■ **YOUR TASK**
In the records that follow, show each line where the word "Training" is present.

■ **TASK MATERIAL**
○ ○ ○ ○ ○

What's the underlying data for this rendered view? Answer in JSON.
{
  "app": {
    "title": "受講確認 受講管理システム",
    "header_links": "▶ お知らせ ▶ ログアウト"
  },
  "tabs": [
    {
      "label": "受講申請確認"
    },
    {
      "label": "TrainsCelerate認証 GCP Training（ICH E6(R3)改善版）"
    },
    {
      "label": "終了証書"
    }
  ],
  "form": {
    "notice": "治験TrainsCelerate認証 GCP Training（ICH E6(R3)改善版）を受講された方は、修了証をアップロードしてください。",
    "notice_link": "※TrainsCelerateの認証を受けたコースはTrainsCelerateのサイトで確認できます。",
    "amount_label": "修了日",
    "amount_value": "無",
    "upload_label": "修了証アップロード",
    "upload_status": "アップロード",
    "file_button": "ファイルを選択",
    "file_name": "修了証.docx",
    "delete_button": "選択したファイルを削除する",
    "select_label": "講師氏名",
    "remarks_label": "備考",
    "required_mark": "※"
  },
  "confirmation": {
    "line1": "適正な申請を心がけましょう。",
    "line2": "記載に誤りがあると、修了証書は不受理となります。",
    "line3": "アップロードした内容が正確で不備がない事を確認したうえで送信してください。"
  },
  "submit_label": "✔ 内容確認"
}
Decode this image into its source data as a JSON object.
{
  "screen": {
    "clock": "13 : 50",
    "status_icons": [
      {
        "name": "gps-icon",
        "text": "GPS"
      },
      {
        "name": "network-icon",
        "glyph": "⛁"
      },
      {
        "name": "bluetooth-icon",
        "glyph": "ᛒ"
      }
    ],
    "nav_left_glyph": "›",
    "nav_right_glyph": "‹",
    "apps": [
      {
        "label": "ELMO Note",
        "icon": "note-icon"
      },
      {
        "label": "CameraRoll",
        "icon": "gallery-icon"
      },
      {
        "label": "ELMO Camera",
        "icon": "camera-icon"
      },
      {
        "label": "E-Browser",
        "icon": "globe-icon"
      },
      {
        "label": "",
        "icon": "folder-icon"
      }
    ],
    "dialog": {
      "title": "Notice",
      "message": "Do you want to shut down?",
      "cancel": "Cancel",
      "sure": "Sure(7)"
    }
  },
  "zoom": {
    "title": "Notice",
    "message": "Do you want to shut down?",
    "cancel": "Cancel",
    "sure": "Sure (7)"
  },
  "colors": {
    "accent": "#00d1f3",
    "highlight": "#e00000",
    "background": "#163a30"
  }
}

○ ○ ○ ○ ○

■ **WRITTEN SOLUTION**
      "label": "TrainsCelerate認証 GCP Training（ICH E6(R3)改善版）"
    "notice": "治験TrainsCelerate認証 GCP Training（ICH E6(R3)改善版）を受講された方は、修了証をアップロードしてください。",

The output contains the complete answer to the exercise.